● **REQUIREMENTS**:
Rewrite every item below, changing "bounding boxes" to "box coordinates" and keeping everything else the same. Omit the pictures from your output.

● **DATA FOR THIS EXERCISE**:
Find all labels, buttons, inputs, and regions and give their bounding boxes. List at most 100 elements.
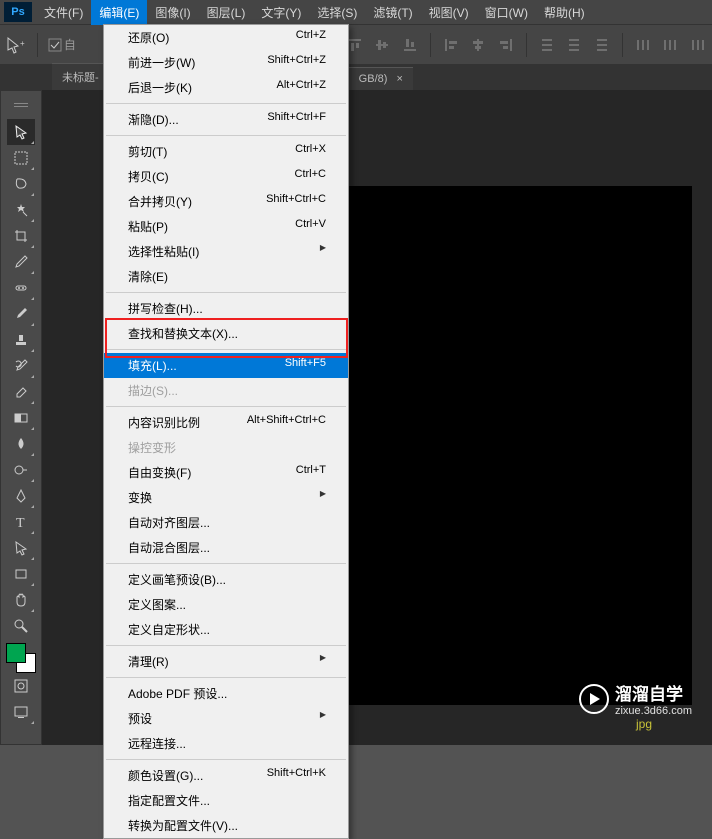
menu-item[interactable]: 还原(O)Ctrl+Z [104, 25, 348, 50]
menu-item-shortcut: Shift+F5 [285, 357, 326, 374]
menu-item[interactable]: 定义画笔预设(B)... [104, 567, 348, 592]
watermark-url: zixue.3d66.com [615, 705, 692, 717]
screen-mode-tool[interactable] [7, 699, 35, 725]
align-bottom-icon[interactable] [400, 33, 420, 57]
path-selection-tool[interactable] [7, 535, 35, 561]
menu-item-label: 查找和替换文本(X)... [128, 325, 238, 342]
menu-window[interactable]: 窗口(W) [477, 0, 536, 25]
history-brush-tool[interactable] [7, 353, 35, 379]
menu-separator [106, 349, 346, 350]
menu-view[interactable]: 视图(V) [421, 0, 477, 25]
menu-select[interactable]: 选择(S) [309, 0, 365, 25]
menu-item[interactable]: 剪切(T)Ctrl+X [104, 139, 348, 164]
document-tab-label: GB/8) [359, 73, 388, 85]
menu-layer[interactable]: 图层(L) [199, 0, 254, 25]
menu-separator [106, 759, 346, 760]
align-right-icon[interactable] [496, 33, 516, 57]
quick-mask-tool[interactable] [7, 673, 35, 699]
stamp-tool[interactable] [7, 327, 35, 353]
brush-tool[interactable] [7, 301, 35, 327]
menu-item[interactable]: 后退一步(K)Alt+Ctrl+Z [104, 75, 348, 100]
distribute-bottom-icon[interactable] [592, 33, 612, 57]
menu-item[interactable]: 定义自定形状... [104, 617, 348, 642]
distribute-top-icon[interactable] [537, 33, 557, 57]
menu-item[interactable]: 填充(L)...Shift+F5 [104, 353, 348, 378]
current-tool-icon[interactable]: + [4, 31, 27, 59]
align-vcenter-icon[interactable] [372, 33, 392, 57]
document-tab[interactable]: 未标题- [52, 63, 109, 90]
menu-item[interactable]: 粘贴(P)Ctrl+V [104, 214, 348, 239]
healing-tool[interactable] [7, 275, 35, 301]
dodge-tool[interactable] [7, 457, 35, 483]
svg-text:+: + [20, 39, 25, 48]
pen-tool[interactable] [7, 483, 35, 509]
blur-tool[interactable] [7, 431, 35, 457]
menu-item[interactable]: 合并拷贝(Y)Shift+Ctrl+C [104, 189, 348, 214]
menu-item[interactable]: 转换为配置文件(V)... [104, 813, 348, 838]
rectangle-tool[interactable] [7, 561, 35, 587]
move-tool[interactable] [7, 119, 35, 145]
watermark: 溜溜自学 zixue.3d66.com [579, 680, 692, 717]
color-swatches[interactable] [6, 643, 36, 673]
auto-select-checkbox[interactable]: 自 [48, 36, 76, 53]
menu-item-shortcut: Shift+Ctrl+K [267, 767, 326, 784]
magic-wand-tool[interactable] [7, 197, 35, 223]
menu-item[interactable]: 自动混合图层... [104, 535, 348, 560]
menu-item[interactable]: 自由变换(F)Ctrl+T [104, 460, 348, 485]
menu-item[interactable]: 内容识别比例Alt+Shift+Ctrl+C [104, 410, 348, 435]
menu-item[interactable]: 自动对齐图层... [104, 510, 348, 535]
distribute-right-icon[interactable] [688, 33, 708, 57]
menu-separator [106, 406, 346, 407]
menu-item[interactable]: 指定配置文件... [104, 788, 348, 813]
eraser-tool[interactable] [7, 379, 35, 405]
menu-item[interactable]: 清除(E) [104, 264, 348, 289]
foreground-color-swatch[interactable] [6, 643, 26, 663]
menu-item[interactable]: 渐隐(D)...Shift+Ctrl+F [104, 107, 348, 132]
menu-type[interactable]: 文字(Y) [253, 0, 309, 25]
distribute-left-icon[interactable] [633, 33, 653, 57]
menu-item[interactable]: 拼写检查(H)... [104, 296, 348, 321]
menu-item[interactable]: 远程连接... [104, 731, 348, 756]
menu-item[interactable]: 操控变形 [104, 435, 348, 460]
menu-item[interactable]: 描边(S)... [104, 378, 348, 403]
menu-item-shortcut: Shift+Ctrl+F [267, 111, 326, 128]
menu-item-shortcut: Ctrl+V [295, 218, 326, 235]
menu-item[interactable]: 选择性粘贴(I) [104, 239, 348, 264]
menu-item[interactable]: 变换 [104, 485, 348, 510]
toolbox-handle[interactable] [7, 93, 35, 119]
type-tool[interactable]: T [7, 509, 35, 535]
align-left-icon[interactable] [441, 33, 461, 57]
distribute-hcenter-icon[interactable] [661, 33, 681, 57]
menu-file[interactable]: 文件(F) [36, 0, 91, 25]
menu-item-label: 还原(O) [128, 29, 169, 46]
crop-tool[interactable] [7, 223, 35, 249]
gradient-tool[interactable] [7, 405, 35, 431]
distribute-vcenter-icon[interactable] [565, 33, 585, 57]
menu-item[interactable]: 定义图案... [104, 592, 348, 617]
align-hcenter-icon[interactable] [468, 33, 488, 57]
menu-item-label: 自由变换(F) [128, 464, 191, 481]
menu-item[interactable]: 拷贝(C)Ctrl+C [104, 164, 348, 189]
menu-item[interactable]: Adobe PDF 预设... [104, 681, 348, 706]
hand-tool[interactable] [7, 587, 35, 613]
zoom-tool[interactable] [7, 613, 35, 639]
close-tab-icon[interactable]: × [396, 73, 402, 85]
menu-help[interactable]: 帮助(H) [536, 0, 593, 25]
menu-item-label: 远程连接... [128, 735, 186, 752]
auto-select-label: 自 [64, 36, 76, 53]
canvas[interactable] [348, 186, 692, 705]
menu-item-label: 定义图案... [128, 596, 186, 613]
menu-item[interactable]: 颜色设置(G)...Shift+Ctrl+K [104, 763, 348, 788]
menu-edit[interactable]: 编辑(E) [91, 0, 147, 25]
menu-item[interactable]: 前进一步(W)Shift+Ctrl+Z [104, 50, 348, 75]
menu-item[interactable]: 清理(R) [104, 649, 348, 674]
marquee-tool[interactable] [7, 145, 35, 171]
menu-filter[interactable]: 滤镜(T) [365, 0, 420, 25]
lasso-tool[interactable] [7, 171, 35, 197]
menu-separator [106, 135, 346, 136]
document-tab[interactable]: GB/8) × [349, 67, 413, 90]
menu-item[interactable]: 查找和替换文本(X)... [104, 321, 348, 346]
eyedropper-tool[interactable] [7, 249, 35, 275]
menu-image[interactable]: 图像(I) [147, 0, 198, 25]
menu-item[interactable]: 预设 [104, 706, 348, 731]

● **WRITTEN SOLUTION**:
Find all labels, buttons, inputs, and regions and give their box coordinates. List at most 100 elements.
menu-item[interactable]: 还原(O)Ctrl+Z [104, 25, 348, 50]
menu-item-shortcut: Shift+F5 [285, 357, 326, 374]
menu-item[interactable]: 定义画笔预设(B)... [104, 567, 348, 592]
watermark-url: zixue.3d66.com [615, 705, 692, 717]
screen-mode-tool[interactable] [7, 699, 35, 725]
align-bottom-icon[interactable] [400, 33, 420, 57]
path-selection-tool[interactable] [7, 535, 35, 561]
menu-item-label: 查找和替换文本(X)... [128, 325, 238, 342]
menu-window[interactable]: 窗口(W) [477, 0, 536, 25]
history-brush-tool[interactable] [7, 353, 35, 379]
menu-separator [106, 349, 346, 350]
menu-view[interactable]: 视图(V) [421, 0, 477, 25]
menu-select[interactable]: 选择(S) [309, 0, 365, 25]
menu-item[interactable]: 剪切(T)Ctrl+X [104, 139, 348, 164]
document-tab-label: GB/8) [359, 73, 388, 85]
menu-layer[interactable]: 图层(L) [199, 0, 254, 25]
menu-separator [106, 759, 346, 760]
align-right-icon[interactable] [496, 33, 516, 57]
quick-mask-tool[interactable] [7, 673, 35, 699]
stamp-tool[interactable] [7, 327, 35, 353]
brush-tool[interactable] [7, 301, 35, 327]
menu-item[interactable]: 后退一步(K)Alt+Ctrl+Z [104, 75, 348, 100]
distribute-bottom-icon[interactable] [592, 33, 612, 57]
menu-item[interactable]: 定义自定形状... [104, 617, 348, 642]
distribute-top-icon[interactable] [537, 33, 557, 57]
menu-item[interactable]: 填充(L)...Shift+F5 [104, 353, 348, 378]
current-tool-icon[interactable]: + [4, 31, 27, 59]
align-vcenter-icon[interactable] [372, 33, 392, 57]
document-tab[interactable]: 未标题- [52, 63, 109, 90]
menu-item[interactable]: 粘贴(P)Ctrl+V [104, 214, 348, 239]
healing-tool[interactable] [7, 275, 35, 301]
dodge-tool[interactable] [7, 457, 35, 483]
svg-text:+: + [20, 39, 25, 48]
pen-tool[interactable] [7, 483, 35, 509]
blur-tool[interactable] [7, 431, 35, 457]
menu-item[interactable]: 合并拷贝(Y)Shift+Ctrl+C [104, 189, 348, 214]
menu-item[interactable]: 转换为配置文件(V)... [104, 813, 348, 838]
rectangle-tool[interactable] [7, 561, 35, 587]
move-tool[interactable] [7, 119, 35, 145]
watermark: 溜溜自学 zixue.3d66.com [579, 680, 692, 717]
color-swatches[interactable] [6, 643, 36, 673]
auto-select-checkbox[interactable]: 自 [48, 36, 76, 53]
menu-item-shortcut: Shift+Ctrl+K [267, 767, 326, 784]
magic-wand-tool[interactable] [7, 197, 35, 223]
menu-item[interactable]: 自动混合图层... [104, 535, 348, 560]
menu-item[interactable]: 自由变换(F)Ctrl+T [104, 460, 348, 485]
menu-item[interactable]: 内容识别比例Alt+Shift+Ctrl+C [104, 410, 348, 435]
menu-item[interactable]: 自动对齐图层... [104, 510, 348, 535]
distribute-right-icon[interactable] [688, 33, 708, 57]
menu-separator [106, 406, 346, 407]
menu-item[interactable]: 指定配置文件... [104, 788, 348, 813]
eraser-tool[interactable] [7, 379, 35, 405]
menu-item[interactable]: 清除(E) [104, 264, 348, 289]
foreground-color-swatch[interactable] [6, 643, 26, 663]
menu-item[interactable]: 渐隐(D)...Shift+Ctrl+F [104, 107, 348, 132]
menu-type[interactable]: 文字(Y) [253, 0, 309, 25]
distribute-left-icon[interactable] [633, 33, 653, 57]
menu-item[interactable]: 拼写检查(H)... [104, 296, 348, 321]
menu-item[interactable]: 远程连接... [104, 731, 348, 756]
menu-item[interactable]: 操控变形 [104, 435, 348, 460]
menu-item[interactable]: 描边(S)... [104, 378, 348, 403]
menu-item-shortcut: Shift+Ctrl+F [267, 111, 326, 128]
menu-item-shortcut: Ctrl+V [295, 218, 326, 235]
menu-item[interactable]: 选择性粘贴(I) [104, 239, 348, 264]
menu-item[interactable]: 变换 [104, 485, 348, 510]
toolbox-handle[interactable] [7, 93, 35, 119]
type-tool[interactable]: T [7, 509, 35, 535]
align-left-icon[interactable] [441, 33, 461, 57]
distribute-hcenter-icon[interactable] [661, 33, 681, 57]
menu-file[interactable]: 文件(F) [36, 0, 91, 25]
menu-item-label: 还原(O) [128, 29, 169, 46]
crop-tool[interactable] [7, 223, 35, 249]
gradient-tool[interactable] [7, 405, 35, 431]
distribute-vcenter-icon[interactable] [565, 33, 585, 57]
menu-item[interactable]: 定义图案... [104, 592, 348, 617]
align-hcenter-icon[interactable] [468, 33, 488, 57]
menu-item-label: 自由变换(F) [128, 464, 191, 481]
menu-item[interactable]: 拷贝(C)Ctrl+C [104, 164, 348, 189]
menu-item[interactable]: Adobe PDF 预设... [104, 681, 348, 706]
hand-tool[interactable] [7, 587, 35, 613]
zoom-tool[interactable] [7, 613, 35, 639]
close-tab-icon[interactable]: × [396, 73, 402, 85]
menu-help[interactable]: 帮助(H) [536, 0, 593, 25]
menu-item-label: 远程连接... [128, 735, 186, 752]
auto-select-label: 自 [64, 36, 76, 53]
canvas[interactable] [348, 186, 692, 705]
menu-item-label: 定义图案... [128, 596, 186, 613]
menu-item[interactable]: 颜色设置(G)...Shift+Ctrl+K [104, 763, 348, 788]
menu-edit[interactable]: 编辑(E) [91, 0, 147, 25]
menu-item[interactable]: 前进一步(W)Shift+Ctrl+Z [104, 50, 348, 75]
menu-item[interactable]: 清理(R) [104, 649, 348, 674]
marquee-tool[interactable] [7, 145, 35, 171]
menu-filter[interactable]: 滤镜(T) [365, 0, 420, 25]
lasso-tool[interactable] [7, 171, 35, 197]
menu-separator [106, 135, 346, 136]
document-tab[interactable]: GB/8) × [349, 67, 413, 90]
menu-item[interactable]: 查找和替换文本(X)... [104, 321, 348, 346]
eyedropper-tool[interactable] [7, 249, 35, 275]
menu-image[interactable]: 图像(I) [147, 0, 198, 25]
menu-item[interactable]: 预设 [104, 706, 348, 731]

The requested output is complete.